**PROMPT**
Count how many lines hold the string "cover". Give that number alone.

(Rows from a dataset)
--- BEGIN ---

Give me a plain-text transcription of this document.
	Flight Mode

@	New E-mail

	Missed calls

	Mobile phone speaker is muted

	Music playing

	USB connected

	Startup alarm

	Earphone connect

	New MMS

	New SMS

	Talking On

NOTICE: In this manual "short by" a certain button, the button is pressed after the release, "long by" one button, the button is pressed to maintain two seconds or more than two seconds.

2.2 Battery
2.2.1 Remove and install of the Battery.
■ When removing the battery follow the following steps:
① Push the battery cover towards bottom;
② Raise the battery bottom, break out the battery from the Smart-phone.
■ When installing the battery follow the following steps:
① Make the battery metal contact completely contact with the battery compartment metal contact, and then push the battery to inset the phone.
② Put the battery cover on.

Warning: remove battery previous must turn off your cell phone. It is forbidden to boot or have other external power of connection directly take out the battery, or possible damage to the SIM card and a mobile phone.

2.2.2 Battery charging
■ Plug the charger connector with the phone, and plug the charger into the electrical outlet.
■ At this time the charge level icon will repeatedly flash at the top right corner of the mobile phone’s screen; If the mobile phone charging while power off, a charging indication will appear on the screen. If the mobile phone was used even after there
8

--- END ---

**WRITTEN ANSWER**
2